# Problem details
Print the stretch of the photoreceptor protein passage below from "Photoreceptor proteins typically" through "phytochrome in plants).", word for word.

# Provided passage
--------------------

Photoreceptor protein

Photoreceptor proteins are light-sensitive proteins involved in the sensing and response to light in a variety of organisms. Some examples are rhodopsin in the photoreceptor cells of the vertebrate retina, phytochrome in plants, and bacteriorhodopsin and bacteriophytochromes in some bacteria. They mediate light responses as varied as visual perception, phototropism and phototaxis, as well as responses to light-dark cycles such as circadian rhythm and other photoperiodisms including control of flowering times in plants and mating seasons in animals.

Structure

Photoreceptor proteins typically consist of a protein moiety and a non-protein photopigment that reacts to light via photoisomerization or photoreduction, thus initiating a change of the receptor protein which triggers a signal transduction cascade. Pigments found in photoreceptors include retinal (retinylidene proteins, for example rhodopsin in animals), flavin (flavoproteins, for example cryptochrome in plants and animals) and bilin (biliproteins, for example phytochrome in plants).

--------------------

# Data under study
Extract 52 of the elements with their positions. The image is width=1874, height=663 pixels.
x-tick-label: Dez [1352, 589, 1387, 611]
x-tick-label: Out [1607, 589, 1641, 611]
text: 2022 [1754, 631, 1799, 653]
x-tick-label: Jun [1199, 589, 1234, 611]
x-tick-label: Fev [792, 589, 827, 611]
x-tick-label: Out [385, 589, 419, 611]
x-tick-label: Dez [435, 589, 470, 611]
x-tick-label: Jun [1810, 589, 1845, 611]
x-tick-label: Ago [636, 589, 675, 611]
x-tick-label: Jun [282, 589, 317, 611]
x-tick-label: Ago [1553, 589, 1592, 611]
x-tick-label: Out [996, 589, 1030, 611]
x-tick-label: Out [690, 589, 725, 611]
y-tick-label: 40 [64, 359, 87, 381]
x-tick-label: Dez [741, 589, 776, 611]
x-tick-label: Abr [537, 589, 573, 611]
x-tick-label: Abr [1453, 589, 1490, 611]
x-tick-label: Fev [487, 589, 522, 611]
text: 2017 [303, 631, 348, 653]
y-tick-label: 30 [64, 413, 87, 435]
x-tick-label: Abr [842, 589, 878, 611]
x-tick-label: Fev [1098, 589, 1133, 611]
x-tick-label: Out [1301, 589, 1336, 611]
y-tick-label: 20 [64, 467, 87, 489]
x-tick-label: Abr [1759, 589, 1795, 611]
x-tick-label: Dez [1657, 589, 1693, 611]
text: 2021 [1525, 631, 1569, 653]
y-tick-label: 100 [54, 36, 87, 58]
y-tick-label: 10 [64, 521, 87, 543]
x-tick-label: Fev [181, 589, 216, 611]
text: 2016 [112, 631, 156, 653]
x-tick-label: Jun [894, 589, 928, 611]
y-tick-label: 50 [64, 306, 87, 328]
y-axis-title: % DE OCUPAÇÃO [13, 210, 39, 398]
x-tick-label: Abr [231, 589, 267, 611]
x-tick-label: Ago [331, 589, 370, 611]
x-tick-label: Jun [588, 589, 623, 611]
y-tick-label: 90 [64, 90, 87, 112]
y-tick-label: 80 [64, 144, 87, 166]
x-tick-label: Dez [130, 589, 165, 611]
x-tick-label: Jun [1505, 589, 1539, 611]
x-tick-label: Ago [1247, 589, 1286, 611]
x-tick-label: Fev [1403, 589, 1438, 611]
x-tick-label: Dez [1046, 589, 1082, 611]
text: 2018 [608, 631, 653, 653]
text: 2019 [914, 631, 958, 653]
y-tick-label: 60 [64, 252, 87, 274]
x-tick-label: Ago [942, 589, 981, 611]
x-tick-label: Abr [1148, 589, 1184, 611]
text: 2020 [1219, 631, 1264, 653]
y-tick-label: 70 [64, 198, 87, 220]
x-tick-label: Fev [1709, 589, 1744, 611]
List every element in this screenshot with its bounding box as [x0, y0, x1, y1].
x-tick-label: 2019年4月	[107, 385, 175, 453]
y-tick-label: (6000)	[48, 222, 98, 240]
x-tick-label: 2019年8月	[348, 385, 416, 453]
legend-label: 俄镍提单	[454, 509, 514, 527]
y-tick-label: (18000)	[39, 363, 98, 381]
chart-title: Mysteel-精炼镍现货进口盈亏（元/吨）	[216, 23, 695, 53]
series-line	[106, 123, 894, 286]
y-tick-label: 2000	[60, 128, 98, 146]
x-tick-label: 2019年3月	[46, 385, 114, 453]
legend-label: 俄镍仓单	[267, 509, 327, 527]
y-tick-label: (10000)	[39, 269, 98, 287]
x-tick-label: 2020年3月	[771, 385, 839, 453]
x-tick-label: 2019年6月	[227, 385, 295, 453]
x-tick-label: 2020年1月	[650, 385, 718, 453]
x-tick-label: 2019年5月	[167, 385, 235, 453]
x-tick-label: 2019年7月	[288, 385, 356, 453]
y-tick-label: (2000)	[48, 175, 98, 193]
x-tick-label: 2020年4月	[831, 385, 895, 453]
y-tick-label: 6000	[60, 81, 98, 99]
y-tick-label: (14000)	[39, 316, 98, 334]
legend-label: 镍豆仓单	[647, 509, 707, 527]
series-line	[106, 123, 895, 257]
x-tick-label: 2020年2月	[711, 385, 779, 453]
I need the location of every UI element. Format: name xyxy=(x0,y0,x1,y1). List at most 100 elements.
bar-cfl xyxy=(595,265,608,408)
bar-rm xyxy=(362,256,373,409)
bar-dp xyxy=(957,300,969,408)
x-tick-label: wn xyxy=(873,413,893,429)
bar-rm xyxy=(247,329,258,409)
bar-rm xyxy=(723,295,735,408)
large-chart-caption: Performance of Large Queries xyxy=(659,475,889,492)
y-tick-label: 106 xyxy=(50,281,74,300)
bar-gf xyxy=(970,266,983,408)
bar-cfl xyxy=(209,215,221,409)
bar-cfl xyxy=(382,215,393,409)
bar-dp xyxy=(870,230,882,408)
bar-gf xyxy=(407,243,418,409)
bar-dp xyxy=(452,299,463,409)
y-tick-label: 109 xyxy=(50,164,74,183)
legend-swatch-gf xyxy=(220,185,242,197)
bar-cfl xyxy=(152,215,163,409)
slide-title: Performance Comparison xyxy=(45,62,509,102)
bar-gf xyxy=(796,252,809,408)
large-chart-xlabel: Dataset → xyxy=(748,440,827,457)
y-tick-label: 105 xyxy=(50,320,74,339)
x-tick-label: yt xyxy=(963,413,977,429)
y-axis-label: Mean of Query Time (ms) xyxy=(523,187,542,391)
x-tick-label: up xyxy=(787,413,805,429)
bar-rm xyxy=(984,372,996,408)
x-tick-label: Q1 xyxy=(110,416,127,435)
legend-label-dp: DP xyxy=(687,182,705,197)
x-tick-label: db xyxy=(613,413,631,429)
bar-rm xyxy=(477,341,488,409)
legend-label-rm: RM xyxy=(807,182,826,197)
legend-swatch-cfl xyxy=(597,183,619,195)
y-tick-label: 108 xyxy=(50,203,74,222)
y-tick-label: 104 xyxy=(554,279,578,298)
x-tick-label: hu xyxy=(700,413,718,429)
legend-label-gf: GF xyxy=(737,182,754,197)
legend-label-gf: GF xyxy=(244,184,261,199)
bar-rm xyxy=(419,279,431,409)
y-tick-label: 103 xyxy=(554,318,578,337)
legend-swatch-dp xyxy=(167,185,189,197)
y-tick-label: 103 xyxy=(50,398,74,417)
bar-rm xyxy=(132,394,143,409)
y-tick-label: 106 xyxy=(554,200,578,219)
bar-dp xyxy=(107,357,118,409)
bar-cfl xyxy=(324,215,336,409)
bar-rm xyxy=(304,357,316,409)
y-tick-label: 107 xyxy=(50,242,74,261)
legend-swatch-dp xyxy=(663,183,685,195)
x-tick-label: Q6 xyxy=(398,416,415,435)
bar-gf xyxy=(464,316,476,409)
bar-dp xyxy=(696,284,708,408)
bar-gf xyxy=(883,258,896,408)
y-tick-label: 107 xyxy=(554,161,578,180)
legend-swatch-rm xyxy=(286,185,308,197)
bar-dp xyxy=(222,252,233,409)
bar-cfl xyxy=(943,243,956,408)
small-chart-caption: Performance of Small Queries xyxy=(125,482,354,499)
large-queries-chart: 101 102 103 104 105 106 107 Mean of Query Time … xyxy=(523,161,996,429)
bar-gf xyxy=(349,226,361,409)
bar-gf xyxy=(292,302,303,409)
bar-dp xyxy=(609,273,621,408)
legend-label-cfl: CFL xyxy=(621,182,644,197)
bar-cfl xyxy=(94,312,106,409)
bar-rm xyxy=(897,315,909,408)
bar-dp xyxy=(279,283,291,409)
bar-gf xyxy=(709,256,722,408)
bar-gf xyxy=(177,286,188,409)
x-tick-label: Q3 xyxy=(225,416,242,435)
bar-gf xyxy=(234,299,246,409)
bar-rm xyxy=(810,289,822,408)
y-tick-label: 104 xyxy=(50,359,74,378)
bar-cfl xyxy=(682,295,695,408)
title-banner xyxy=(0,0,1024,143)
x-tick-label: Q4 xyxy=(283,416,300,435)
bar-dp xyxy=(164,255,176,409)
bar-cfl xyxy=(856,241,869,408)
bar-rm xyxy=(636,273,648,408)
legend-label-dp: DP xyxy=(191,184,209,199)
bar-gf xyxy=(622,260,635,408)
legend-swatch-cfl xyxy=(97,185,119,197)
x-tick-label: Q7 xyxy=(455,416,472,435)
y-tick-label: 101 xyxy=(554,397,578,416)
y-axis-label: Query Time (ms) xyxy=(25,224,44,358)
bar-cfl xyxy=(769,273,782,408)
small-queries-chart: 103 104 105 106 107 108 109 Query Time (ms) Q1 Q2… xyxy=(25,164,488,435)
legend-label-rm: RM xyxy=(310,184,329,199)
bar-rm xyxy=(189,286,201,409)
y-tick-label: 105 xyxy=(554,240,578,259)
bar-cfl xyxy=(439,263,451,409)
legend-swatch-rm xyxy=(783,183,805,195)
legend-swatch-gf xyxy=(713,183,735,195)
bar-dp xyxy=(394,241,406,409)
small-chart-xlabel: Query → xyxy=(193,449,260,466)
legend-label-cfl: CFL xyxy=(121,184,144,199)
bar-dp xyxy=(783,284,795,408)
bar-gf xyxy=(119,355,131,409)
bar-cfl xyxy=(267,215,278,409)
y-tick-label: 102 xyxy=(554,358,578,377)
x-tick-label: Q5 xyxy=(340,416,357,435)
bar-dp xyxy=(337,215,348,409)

--------------------

# Exercise answer
Photoreceptor proteins typically consist of a protein moiety and a non-protein photopigment that reacts to light via photoisomerization or photoreduction, thus initiating a change of the receptor protein which triggers a signal transduction cascade. Pigments found in photoreceptors include retinal (retinylidene proteins, for example rhodopsin in animals), flavin (flavoproteins, for example cryptochrome in plants and animals) and bilin (biliproteins, for example phytochrome in plants).